Stated task: Look through the material and tally each line bearing the word "this". Give only the total.
------ Records supplied ------
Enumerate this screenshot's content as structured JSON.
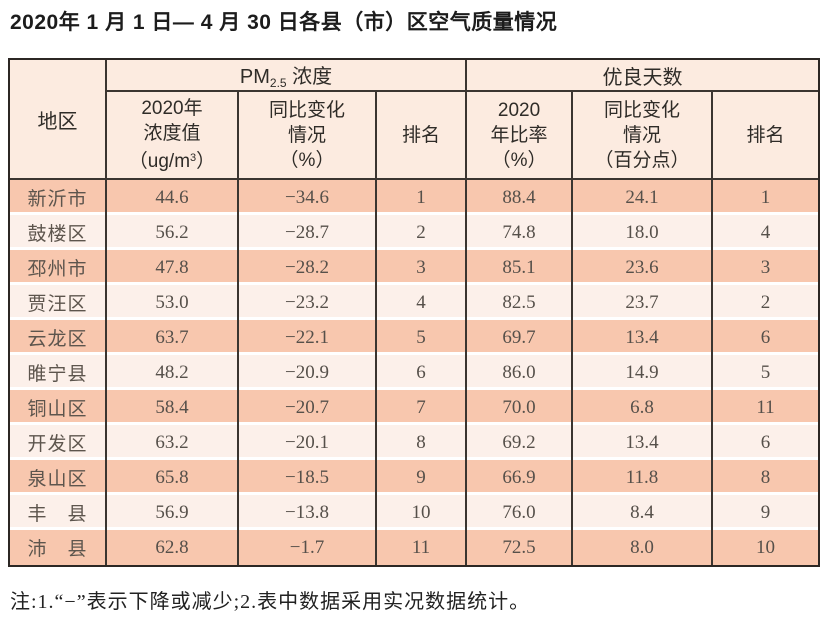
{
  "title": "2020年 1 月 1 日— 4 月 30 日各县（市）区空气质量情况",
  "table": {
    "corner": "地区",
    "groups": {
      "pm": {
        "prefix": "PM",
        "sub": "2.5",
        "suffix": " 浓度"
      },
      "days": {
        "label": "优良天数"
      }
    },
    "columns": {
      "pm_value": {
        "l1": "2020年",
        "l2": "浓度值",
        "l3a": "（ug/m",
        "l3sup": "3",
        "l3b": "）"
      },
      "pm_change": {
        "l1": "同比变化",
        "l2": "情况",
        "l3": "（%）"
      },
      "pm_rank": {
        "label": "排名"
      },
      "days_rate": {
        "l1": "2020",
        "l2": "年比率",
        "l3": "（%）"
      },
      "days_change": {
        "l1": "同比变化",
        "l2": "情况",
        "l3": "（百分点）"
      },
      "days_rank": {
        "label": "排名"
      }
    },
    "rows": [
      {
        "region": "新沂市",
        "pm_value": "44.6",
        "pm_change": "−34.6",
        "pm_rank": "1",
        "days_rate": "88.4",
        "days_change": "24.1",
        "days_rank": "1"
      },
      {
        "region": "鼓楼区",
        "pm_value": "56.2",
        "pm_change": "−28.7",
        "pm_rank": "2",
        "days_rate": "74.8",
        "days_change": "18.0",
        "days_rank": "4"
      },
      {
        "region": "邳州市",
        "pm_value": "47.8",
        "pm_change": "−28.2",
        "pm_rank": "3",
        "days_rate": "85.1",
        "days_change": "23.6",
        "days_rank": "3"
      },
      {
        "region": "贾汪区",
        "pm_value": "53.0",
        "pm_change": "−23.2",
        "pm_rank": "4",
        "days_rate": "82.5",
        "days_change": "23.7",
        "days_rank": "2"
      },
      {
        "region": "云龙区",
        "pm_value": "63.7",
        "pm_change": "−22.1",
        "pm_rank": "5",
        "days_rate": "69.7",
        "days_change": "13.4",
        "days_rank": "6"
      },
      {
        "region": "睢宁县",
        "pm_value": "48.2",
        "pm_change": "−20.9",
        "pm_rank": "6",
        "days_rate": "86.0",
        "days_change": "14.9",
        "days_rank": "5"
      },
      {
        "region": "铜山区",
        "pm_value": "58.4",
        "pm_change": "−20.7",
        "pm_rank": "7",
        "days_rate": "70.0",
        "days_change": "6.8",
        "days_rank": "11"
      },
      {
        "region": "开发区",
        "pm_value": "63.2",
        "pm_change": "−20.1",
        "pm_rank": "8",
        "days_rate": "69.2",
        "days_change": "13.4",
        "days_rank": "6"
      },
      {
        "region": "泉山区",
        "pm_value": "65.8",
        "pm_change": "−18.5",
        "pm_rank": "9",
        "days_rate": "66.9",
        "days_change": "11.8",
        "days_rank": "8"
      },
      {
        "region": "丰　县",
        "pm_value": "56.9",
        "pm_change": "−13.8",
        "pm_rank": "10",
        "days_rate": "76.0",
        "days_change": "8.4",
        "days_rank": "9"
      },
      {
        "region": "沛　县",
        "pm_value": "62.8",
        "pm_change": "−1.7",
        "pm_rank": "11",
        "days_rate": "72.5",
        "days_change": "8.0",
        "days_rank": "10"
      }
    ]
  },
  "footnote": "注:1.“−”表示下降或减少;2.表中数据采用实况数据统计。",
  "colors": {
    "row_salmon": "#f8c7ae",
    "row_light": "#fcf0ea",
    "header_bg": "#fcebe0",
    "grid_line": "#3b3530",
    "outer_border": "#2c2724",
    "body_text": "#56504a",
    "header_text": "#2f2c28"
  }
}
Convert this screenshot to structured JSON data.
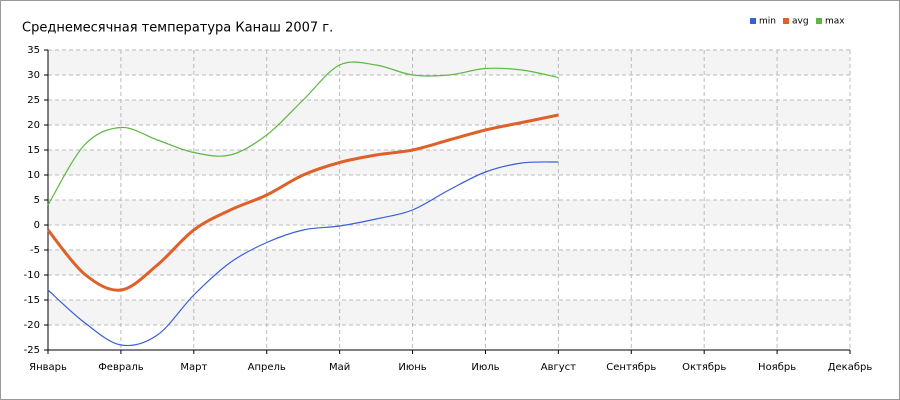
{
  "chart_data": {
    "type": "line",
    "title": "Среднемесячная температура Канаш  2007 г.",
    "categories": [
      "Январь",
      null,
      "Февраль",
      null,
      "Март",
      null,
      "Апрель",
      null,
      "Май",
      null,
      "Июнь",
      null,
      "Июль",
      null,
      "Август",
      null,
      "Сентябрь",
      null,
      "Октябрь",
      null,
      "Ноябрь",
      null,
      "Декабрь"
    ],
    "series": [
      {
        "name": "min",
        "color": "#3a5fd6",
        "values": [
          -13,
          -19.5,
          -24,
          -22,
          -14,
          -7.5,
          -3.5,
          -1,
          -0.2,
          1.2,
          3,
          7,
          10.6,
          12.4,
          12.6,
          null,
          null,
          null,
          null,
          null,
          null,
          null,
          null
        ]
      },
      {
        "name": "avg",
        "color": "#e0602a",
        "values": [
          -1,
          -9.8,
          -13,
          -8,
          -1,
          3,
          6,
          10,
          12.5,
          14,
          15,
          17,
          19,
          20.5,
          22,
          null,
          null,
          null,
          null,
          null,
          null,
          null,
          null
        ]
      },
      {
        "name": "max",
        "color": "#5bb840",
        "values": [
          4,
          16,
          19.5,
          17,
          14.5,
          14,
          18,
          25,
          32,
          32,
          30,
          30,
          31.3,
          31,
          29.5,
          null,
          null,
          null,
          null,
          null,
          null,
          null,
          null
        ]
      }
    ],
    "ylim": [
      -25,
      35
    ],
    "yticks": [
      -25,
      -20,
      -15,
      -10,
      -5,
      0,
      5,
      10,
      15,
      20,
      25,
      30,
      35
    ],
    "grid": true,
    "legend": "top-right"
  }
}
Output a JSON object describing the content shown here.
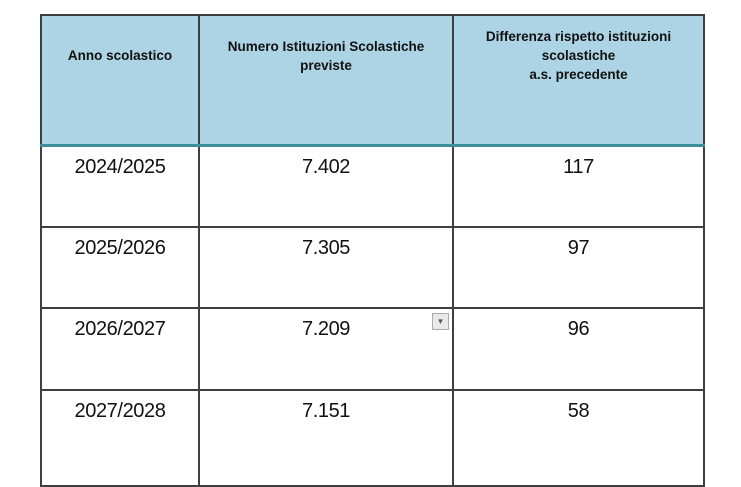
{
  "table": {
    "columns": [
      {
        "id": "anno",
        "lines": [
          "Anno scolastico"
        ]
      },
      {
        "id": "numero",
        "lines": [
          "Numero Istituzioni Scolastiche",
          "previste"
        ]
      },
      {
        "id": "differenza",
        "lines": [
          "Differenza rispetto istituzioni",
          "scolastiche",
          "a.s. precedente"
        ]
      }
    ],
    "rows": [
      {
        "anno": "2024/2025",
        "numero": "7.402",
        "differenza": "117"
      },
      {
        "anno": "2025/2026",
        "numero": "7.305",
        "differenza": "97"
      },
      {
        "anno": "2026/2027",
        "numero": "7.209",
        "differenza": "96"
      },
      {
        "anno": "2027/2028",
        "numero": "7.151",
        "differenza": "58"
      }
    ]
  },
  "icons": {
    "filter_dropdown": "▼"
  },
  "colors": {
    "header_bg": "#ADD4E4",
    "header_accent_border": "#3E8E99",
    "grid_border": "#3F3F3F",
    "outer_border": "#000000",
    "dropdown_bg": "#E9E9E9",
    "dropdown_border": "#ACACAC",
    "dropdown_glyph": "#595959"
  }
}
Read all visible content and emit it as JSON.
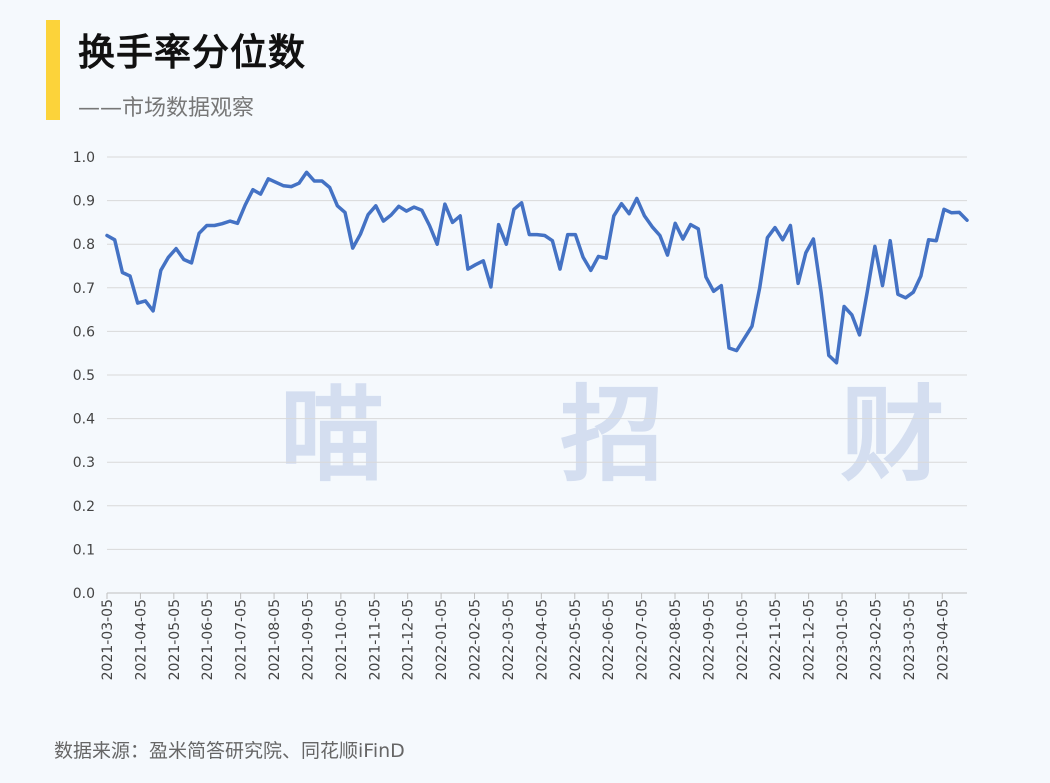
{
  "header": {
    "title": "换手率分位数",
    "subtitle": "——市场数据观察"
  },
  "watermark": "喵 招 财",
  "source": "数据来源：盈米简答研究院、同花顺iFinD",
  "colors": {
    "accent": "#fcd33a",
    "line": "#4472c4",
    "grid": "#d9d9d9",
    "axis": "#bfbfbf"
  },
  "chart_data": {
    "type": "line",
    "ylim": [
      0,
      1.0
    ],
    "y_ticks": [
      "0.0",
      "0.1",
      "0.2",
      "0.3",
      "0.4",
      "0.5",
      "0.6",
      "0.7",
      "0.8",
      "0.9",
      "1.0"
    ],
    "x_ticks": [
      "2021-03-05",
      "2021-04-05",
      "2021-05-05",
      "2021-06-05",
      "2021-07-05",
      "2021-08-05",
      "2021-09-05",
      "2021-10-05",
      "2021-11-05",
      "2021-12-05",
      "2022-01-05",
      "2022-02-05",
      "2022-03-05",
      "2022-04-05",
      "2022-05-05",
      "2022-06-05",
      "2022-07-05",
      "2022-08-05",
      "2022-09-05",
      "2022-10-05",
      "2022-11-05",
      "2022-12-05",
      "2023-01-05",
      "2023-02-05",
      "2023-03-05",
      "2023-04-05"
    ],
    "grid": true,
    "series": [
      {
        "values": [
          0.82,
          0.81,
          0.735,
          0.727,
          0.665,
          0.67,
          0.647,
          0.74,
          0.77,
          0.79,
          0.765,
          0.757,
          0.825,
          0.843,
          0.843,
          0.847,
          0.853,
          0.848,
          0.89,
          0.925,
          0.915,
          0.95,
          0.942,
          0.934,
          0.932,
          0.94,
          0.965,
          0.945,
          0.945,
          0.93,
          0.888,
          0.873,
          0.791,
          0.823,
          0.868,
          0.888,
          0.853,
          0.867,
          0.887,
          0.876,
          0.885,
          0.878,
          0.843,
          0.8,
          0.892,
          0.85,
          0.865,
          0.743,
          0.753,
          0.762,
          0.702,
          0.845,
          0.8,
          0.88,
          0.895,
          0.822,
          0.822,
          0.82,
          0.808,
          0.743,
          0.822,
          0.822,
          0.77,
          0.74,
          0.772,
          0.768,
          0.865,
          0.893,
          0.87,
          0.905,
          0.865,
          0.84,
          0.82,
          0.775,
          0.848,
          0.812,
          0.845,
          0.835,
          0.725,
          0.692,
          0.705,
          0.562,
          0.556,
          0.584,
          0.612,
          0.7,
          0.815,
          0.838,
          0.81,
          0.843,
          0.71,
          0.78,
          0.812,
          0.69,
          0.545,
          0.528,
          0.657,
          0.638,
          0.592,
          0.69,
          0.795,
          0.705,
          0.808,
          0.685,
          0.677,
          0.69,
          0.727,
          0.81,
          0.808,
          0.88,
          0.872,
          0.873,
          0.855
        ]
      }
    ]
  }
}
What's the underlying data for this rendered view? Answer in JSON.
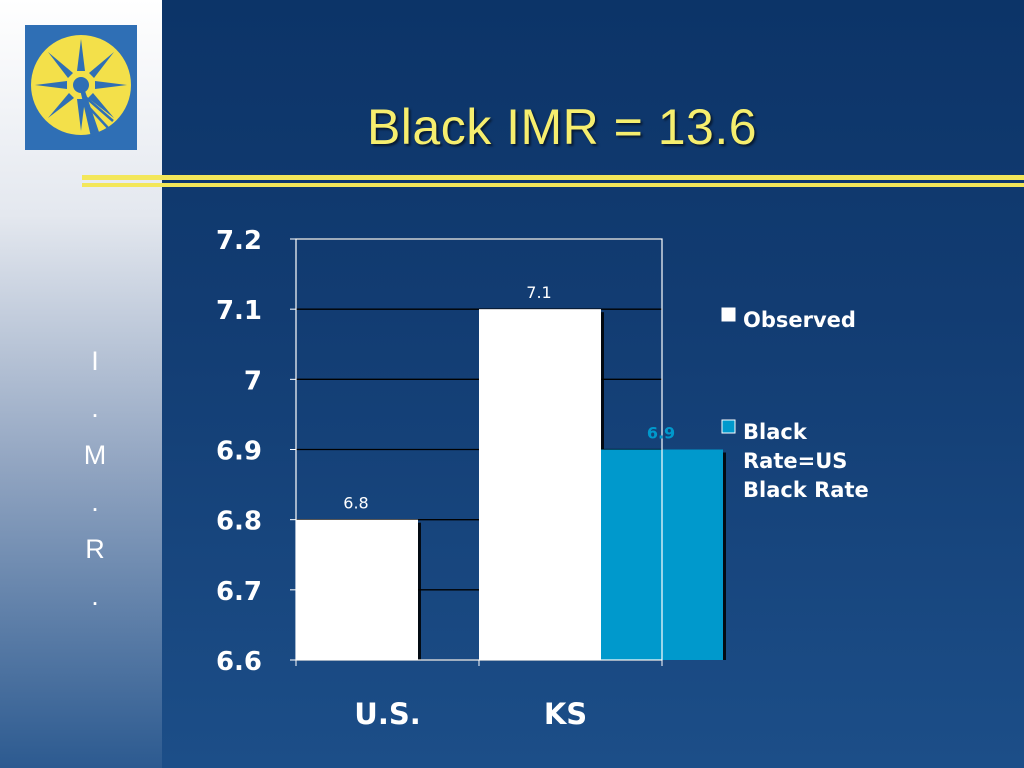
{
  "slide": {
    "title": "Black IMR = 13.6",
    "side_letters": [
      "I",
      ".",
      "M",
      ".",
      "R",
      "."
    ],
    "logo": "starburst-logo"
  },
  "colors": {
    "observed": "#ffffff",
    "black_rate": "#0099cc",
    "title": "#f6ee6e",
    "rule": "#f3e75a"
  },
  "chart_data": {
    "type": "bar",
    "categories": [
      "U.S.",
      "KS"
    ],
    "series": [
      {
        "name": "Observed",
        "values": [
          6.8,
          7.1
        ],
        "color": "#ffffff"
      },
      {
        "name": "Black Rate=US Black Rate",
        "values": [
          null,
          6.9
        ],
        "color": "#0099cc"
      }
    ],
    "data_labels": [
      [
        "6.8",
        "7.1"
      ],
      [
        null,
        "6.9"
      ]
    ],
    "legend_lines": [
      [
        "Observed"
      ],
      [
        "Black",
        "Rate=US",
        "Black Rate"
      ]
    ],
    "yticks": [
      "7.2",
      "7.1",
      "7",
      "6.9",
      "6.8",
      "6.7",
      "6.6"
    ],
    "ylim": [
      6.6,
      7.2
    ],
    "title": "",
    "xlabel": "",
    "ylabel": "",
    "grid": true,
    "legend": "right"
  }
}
------
Reply to the task: 3